- Set task -
Set down, in full, every record in the block.
Begin The data
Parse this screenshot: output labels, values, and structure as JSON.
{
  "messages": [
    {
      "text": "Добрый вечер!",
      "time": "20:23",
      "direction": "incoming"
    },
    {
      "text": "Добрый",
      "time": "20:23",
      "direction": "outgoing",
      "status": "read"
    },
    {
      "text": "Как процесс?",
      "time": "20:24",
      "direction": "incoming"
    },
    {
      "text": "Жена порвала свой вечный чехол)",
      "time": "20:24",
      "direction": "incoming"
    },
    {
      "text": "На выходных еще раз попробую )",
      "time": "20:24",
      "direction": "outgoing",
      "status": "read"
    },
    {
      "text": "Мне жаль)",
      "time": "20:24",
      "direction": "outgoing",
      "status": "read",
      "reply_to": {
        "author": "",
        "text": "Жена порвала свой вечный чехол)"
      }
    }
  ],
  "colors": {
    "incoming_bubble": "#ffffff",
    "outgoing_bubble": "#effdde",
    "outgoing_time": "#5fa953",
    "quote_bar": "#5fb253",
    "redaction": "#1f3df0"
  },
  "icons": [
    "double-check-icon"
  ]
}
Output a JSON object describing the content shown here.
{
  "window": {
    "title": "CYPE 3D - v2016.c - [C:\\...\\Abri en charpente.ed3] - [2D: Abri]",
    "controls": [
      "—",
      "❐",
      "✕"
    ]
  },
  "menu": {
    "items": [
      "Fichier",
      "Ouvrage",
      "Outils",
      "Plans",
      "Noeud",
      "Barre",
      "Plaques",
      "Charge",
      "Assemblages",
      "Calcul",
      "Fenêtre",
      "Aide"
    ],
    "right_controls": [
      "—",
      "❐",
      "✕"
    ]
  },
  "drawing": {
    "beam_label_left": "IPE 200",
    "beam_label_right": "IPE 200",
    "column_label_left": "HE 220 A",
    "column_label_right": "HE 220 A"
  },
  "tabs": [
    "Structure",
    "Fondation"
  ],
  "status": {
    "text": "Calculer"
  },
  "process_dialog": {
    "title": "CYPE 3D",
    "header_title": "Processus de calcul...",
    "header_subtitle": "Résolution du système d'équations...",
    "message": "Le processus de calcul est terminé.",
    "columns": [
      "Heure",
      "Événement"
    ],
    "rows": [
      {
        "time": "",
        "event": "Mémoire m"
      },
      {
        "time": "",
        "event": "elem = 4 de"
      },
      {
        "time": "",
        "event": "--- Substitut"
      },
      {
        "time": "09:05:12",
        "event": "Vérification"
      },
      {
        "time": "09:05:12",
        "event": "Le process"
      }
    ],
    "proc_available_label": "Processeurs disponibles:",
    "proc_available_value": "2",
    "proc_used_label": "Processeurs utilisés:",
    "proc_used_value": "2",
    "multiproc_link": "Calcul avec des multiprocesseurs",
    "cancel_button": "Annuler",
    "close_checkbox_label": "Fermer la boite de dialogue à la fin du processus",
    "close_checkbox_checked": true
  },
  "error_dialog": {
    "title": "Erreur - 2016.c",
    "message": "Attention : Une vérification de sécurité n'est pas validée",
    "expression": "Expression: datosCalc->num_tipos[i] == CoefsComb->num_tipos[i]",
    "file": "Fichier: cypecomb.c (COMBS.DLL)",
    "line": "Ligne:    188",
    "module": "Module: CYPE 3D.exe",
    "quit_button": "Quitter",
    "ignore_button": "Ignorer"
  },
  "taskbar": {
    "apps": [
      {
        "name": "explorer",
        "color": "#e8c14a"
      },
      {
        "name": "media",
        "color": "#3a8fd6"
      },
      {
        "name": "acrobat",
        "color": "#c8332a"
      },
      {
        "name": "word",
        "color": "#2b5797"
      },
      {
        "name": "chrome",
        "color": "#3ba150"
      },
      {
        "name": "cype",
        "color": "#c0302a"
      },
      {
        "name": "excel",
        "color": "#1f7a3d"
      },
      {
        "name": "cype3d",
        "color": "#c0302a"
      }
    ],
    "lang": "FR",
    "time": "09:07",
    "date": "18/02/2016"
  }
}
End The data
- Result for this exercise -
Parse this screenshot: output labels, values, and structure as JSON.
{
  "messages": [
    {
      "text": "Добрый вечер!",
      "time": "20:23",
      "direction": "incoming"
    },
    {
      "text": "Добрый",
      "time": "20:23",
      "direction": "outgoing",
      "status": "read"
    },
    {
      "text": "Как процесс?",
      "time": "20:24",
      "direction": "incoming"
    },
    {
      "text": "Жена порвала свой вечный чехол)",
      "time": "20:24",
      "direction": "incoming"
    },
    {
      "text": "На выходных еще раз попробую )",
      "time": "20:24",
      "direction": "outgoing",
      "status": "read"
    },
    {
      "text": "Мне жаль)",
      "time": "20:24",
      "direction": "outgoing",
      "status": "read",
      "reply_to": {
        "author": "",
        "text": "Жена порвала свой вечный чехол)"
      }
    }
  ],
  "colors": {
    "incoming_bubble": "#ffffff",
    "outgoing_bubble": "#effdde",
    "outgoing_time": "#5fa953",
    "quote_bar": "#5fb253",
    "redaction": "#1f3df0"
  },
  "icons": [
    "double-check-icon"
  ]
}
Output a JSON object describing the content shown here.
{
  "window": {
    "title": "CYPE 3D - v2016.c - [C:\\...\\Abri en charpente.ed3] - [2D: Abri]",
    "controls": [
      "—",
      "❐",
      "✕"
    ]
  },
  "menu": {
    "items": [
      "Fichier",
      "Ouvrage",
      "Outils",
      "Plans",
      "Noeud",
      "Barre",
      "Plaques",
      "Charge",
      "Assemblages",
      "Calcul",
      "Fenêtre",
      "Aide"
    ],
    "right_controls": [
      "—",
      "❐",
      "✕"
    ]
  },
  "drawing": {
    "beam_label_left": "IPE 200",
    "beam_label_right": "IPE 200",
    "column_label_left": "HE 220 A",
    "column_label_right": "HE 220 A"
  },
  "tabs": [
    "Structure",
    "Fondation"
  ],
  "status": {
    "text": "Calculer"
  },
  "process_dialog": {
    "title": "CYPE 3D",
    "header_title": "Processus de calcul...",
    "header_subtitle": "Résolution du système d'équations...",
    "message": "Le processus de calcul est terminé.",
    "columns": [
      "Heure",
      "Événement"
    ],
    "rows": [
      {
        "time": "",
        "event": "Mémoire m"
      },
      {
        "time": "",
        "event": "elem = 4 de"
      },
      {
        "time": "",
        "event": "--- Substitut"
      },
      {
        "time": "09:05:12",
        "event": "Vérification"
      },
      {
        "time": "09:05:12",
        "event": "Le process"
      }
    ],
    "proc_available_label": "Processeurs disponibles:",
    "proc_available_value": "2",
    "proc_used_label": "Processeurs utilisés:",
    "proc_used_value": "2",
    "multiproc_link": "Calcul avec des multiprocesseurs",
    "cancel_button": "Annuler",
    "close_checkbox_label": "Fermer la boite de dialogue à la fin du processus",
    "close_checkbox_checked": true
  },
  "error_dialog": {
    "title": "Erreur - 2016.c",
    "message": "Attention : Une vérification de sécurité n'est pas validée",
    "expression": "Expression: datosCalc->num_tipos[i] == CoefsComb->num_tipos[i]",
    "file": "Fichier: cypecomb.c (COMBS.DLL)",
    "line": "Ligne:    188",
    "module": "Module: CYPE 3D.exe",
    "quit_button": "Quitter",
    "ignore_button": "Ignorer"
  },
  "taskbar": {
    "apps": [
      {
        "name": "explorer",
        "color": "#e8c14a"
      },
      {
        "name": "media",
        "color": "#3a8fd6"
      },
      {
        "name": "acrobat",
        "color": "#c8332a"
      },
      {
        "name": "word",
        "color": "#2b5797"
      },
      {
        "name": "chrome",
        "color": "#3ba150"
      },
      {
        "name": "cype",
        "color": "#c0302a"
      },
      {
        "name": "excel",
        "color": "#1f7a3d"
      },
      {
        "name": "cype3d",
        "color": "#c0302a"
      }
    ],
    "lang": "FR",
    "time": "09:07",
    "date": "18/02/2016"
  }
}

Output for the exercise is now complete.